EXERCISE INSTRUCTIONS ->
Your task is to print the material below exactly as presented.

┌─ RECORDS

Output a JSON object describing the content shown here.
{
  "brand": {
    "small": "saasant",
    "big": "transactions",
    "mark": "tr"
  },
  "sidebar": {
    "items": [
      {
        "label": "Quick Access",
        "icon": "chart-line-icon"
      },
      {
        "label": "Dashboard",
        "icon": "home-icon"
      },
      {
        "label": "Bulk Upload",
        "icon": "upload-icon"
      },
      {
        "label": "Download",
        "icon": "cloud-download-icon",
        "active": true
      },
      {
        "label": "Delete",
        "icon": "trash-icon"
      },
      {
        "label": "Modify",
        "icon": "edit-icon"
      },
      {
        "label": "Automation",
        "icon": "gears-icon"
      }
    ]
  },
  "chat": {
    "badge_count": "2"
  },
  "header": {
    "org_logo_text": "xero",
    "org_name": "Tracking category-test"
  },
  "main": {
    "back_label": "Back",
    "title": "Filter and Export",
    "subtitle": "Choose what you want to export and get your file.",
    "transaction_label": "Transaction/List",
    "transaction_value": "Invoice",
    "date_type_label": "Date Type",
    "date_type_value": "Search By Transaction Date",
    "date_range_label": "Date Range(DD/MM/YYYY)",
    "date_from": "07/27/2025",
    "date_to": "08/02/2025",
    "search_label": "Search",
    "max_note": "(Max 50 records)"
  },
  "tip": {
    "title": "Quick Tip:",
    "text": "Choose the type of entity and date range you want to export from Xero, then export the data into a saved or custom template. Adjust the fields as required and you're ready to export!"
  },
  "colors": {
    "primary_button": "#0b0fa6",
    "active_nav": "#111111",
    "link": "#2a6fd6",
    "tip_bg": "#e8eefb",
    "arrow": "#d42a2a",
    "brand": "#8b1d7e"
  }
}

└─

WRITTEN RESPONSE ->
Output a JSON object describing the content shown here.
{
  "brand": {
    "small": "saasant",
    "big": "transactions",
    "mark": "tr"
  },
  "sidebar": {
    "items": [
      {
        "label": "Quick Access",
        "icon": "chart-line-icon"
      },
      {
        "label": "Dashboard",
        "icon": "home-icon"
      },
      {
        "label": "Bulk Upload",
        "icon": "upload-icon"
      },
      {
        "label": "Download",
        "icon": "cloud-download-icon",
        "active": true
      },
      {
        "label": "Delete",
        "icon": "trash-icon"
      },
      {
        "label": "Modify",
        "icon": "edit-icon"
      },
      {
        "label": "Automation",
        "icon": "gears-icon"
      }
    ]
  },
  "chat": {
    "badge_count": "2"
  },
  "header": {
    "org_logo_text": "xero",
    "org_name": "Tracking category-test"
  },
  "main": {
    "back_label": "Back",
    "title": "Filter and Export",
    "subtitle": "Choose what you want to export and get your file.",
    "transaction_label": "Transaction/List",
    "transaction_value": "Invoice",
    "date_type_label": "Date Type",
    "date_type_value": "Search By Transaction Date",
    "date_range_label": "Date Range(DD/MM/YYYY)",
    "date_from": "07/27/2025",
    "date_to": "08/02/2025",
    "search_label": "Search",
    "max_note": "(Max 50 records)"
  },
  "tip": {
    "title": "Quick Tip:",
    "text": "Choose the type of entity and date range you want to export from Xero, then export the data into a saved or custom template. Adjust the fields as required and you're ready to export!"
  },
  "colors": {
    "primary_button": "#0b0fa6",
    "active_nav": "#111111",
    "link": "#2a6fd6",
    "tip_bg": "#e8eefb",
    "arrow": "#d42a2a",
    "brand": "#8b1d7e"
  }
}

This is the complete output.